◆ **Given exercise**
Reproduce each line, exactly, from the one containing "Reverse-engineer this chart into JSON." through the end of the material. Exclude pictures.

(Data records)
★ ★ ★ ★ ★

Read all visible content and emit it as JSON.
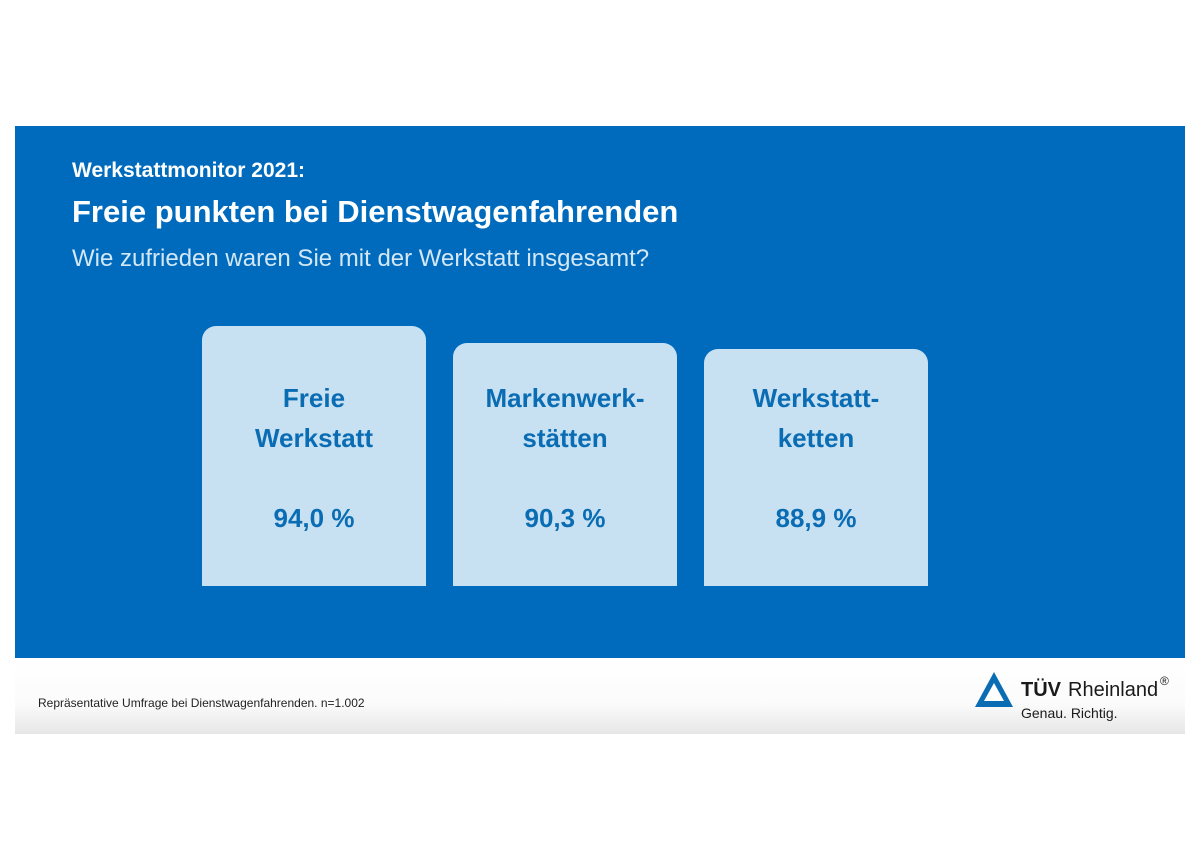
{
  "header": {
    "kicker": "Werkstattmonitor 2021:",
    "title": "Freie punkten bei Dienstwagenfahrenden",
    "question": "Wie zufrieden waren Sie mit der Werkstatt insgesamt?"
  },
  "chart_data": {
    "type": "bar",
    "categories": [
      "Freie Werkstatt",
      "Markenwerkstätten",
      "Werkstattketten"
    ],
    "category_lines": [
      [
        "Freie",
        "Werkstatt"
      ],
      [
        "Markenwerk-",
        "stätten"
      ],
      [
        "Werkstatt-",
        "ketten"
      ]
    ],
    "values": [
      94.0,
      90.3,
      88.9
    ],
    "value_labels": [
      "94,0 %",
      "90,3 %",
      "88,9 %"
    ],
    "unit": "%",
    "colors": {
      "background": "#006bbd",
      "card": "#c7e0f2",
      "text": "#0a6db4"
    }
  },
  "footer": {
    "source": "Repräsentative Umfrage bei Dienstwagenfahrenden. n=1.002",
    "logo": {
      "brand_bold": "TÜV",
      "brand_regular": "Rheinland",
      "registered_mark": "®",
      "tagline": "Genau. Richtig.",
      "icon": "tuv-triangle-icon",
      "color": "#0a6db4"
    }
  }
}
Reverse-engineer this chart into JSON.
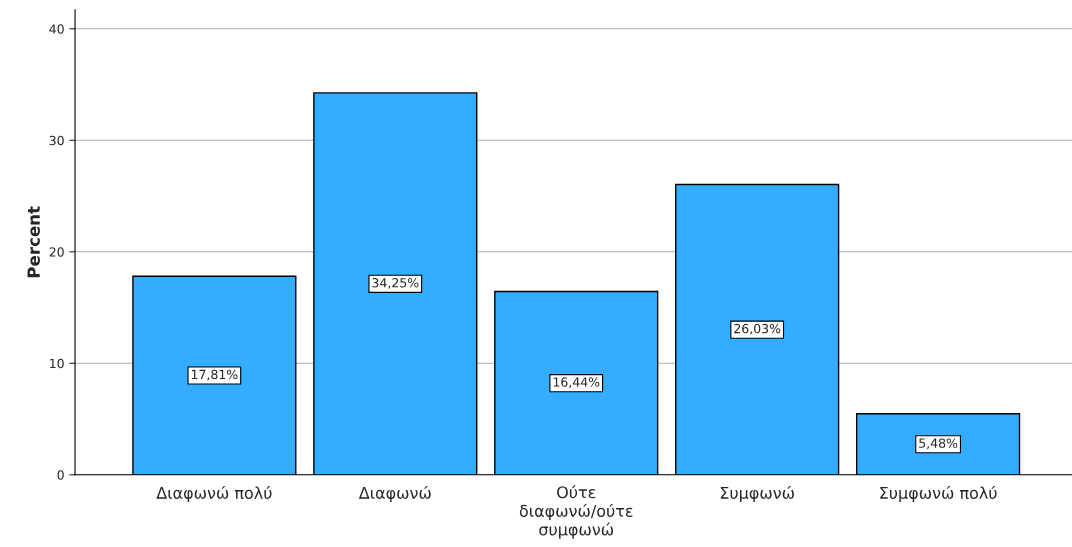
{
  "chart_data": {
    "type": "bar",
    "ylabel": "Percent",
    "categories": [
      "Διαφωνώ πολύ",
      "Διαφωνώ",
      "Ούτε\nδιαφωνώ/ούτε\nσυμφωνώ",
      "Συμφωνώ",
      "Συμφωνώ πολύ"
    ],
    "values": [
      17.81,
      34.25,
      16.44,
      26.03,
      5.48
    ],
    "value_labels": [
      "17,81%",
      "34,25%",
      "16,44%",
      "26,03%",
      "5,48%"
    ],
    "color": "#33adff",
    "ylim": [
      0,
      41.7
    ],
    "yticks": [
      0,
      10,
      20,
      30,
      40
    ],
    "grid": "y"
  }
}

★ ★ ★ ★ ★

◆ **Solution for this problem**
Reverse-engineer this chart into JSON.
{
  "chart_data": {
    "type": "bar",
    "ylabel": "Percent",
    "categories": [
      "Διαφωνώ πολύ",
      "Διαφωνώ",
      "Ούτε\nδιαφωνώ/ούτε\nσυμφωνώ",
      "Συμφωνώ",
      "Συμφωνώ πολύ"
    ],
    "values": [
      17.81,
      34.25,
      16.44,
      26.03,
      5.48
    ],
    "value_labels": [
      "17,81%",
      "34,25%",
      "16,44%",
      "26,03%",
      "5,48%"
    ],
    "color": "#33adff",
    "ylim": [
      0,
      41.7
    ],
    "yticks": [
      0,
      10,
      20,
      30,
      40
    ],
    "grid": "y"
  }
}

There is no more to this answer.